** START **

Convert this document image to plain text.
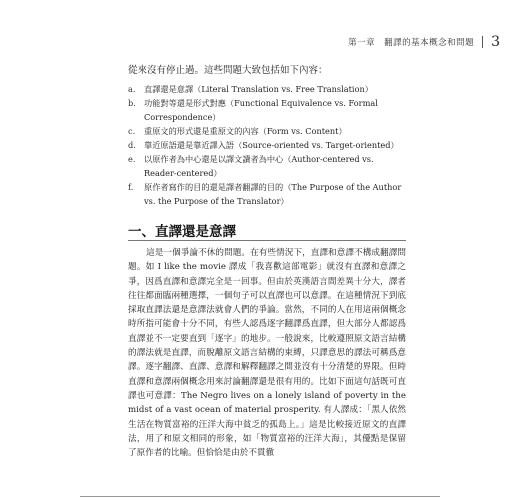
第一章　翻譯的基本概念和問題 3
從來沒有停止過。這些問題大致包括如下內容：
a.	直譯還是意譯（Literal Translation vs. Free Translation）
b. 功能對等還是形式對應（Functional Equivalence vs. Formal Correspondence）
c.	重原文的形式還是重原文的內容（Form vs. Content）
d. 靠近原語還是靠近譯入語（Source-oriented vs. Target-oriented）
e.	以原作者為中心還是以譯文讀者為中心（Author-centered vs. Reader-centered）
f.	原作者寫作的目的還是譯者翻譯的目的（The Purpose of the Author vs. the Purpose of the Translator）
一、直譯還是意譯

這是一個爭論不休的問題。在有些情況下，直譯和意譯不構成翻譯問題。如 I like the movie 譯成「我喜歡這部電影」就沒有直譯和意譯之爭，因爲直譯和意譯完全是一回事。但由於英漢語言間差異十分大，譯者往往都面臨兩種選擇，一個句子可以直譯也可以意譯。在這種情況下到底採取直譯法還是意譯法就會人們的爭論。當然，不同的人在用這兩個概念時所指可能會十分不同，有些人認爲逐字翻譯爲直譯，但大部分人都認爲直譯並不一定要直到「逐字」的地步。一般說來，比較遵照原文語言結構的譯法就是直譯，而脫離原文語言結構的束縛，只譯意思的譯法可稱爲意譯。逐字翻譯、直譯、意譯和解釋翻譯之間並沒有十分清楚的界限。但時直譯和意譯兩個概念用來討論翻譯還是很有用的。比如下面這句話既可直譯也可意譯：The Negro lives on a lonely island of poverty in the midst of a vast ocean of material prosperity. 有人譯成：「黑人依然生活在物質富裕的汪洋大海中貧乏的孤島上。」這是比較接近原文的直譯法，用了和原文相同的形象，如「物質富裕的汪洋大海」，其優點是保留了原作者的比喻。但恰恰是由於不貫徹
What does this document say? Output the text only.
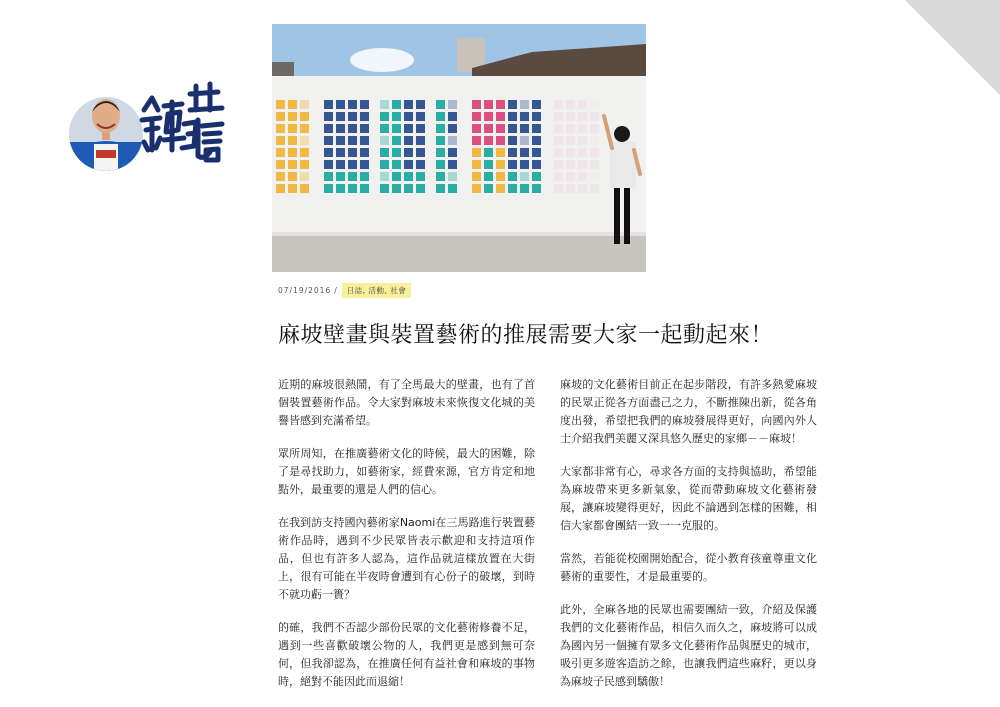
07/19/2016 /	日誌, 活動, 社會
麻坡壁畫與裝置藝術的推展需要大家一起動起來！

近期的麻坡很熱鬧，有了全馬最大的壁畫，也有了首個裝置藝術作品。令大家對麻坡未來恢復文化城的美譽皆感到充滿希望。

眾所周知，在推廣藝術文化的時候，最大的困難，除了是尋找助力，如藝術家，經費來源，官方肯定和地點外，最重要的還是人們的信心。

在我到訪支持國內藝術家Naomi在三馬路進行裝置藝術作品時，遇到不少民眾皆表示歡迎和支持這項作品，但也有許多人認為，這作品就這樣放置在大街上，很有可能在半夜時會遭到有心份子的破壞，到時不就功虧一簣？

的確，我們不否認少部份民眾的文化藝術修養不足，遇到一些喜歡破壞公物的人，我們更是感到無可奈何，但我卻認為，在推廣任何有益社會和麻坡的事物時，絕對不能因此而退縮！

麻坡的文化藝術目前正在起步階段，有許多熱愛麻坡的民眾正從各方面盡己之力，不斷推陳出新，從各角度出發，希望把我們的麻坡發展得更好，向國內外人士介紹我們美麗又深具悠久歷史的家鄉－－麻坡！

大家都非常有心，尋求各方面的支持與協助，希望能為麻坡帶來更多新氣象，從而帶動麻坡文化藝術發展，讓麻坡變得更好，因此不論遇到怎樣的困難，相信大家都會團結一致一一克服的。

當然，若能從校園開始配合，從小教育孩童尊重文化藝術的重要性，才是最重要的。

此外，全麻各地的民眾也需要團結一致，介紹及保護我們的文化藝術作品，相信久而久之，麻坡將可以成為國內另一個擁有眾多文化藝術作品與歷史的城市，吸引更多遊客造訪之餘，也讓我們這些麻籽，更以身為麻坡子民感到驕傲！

** END **

**Task prompt**. Copy down every line of the material above that includes the string "Author".

**Solved problem**.
e.	以原作者為中心還是以譯文讀者為中心（Author-centered vs. Reader-centered）
f.	原作者寫作的目的還是譯者翻譯的目的（The Purpose of the Author vs. the Purpose of the Translator）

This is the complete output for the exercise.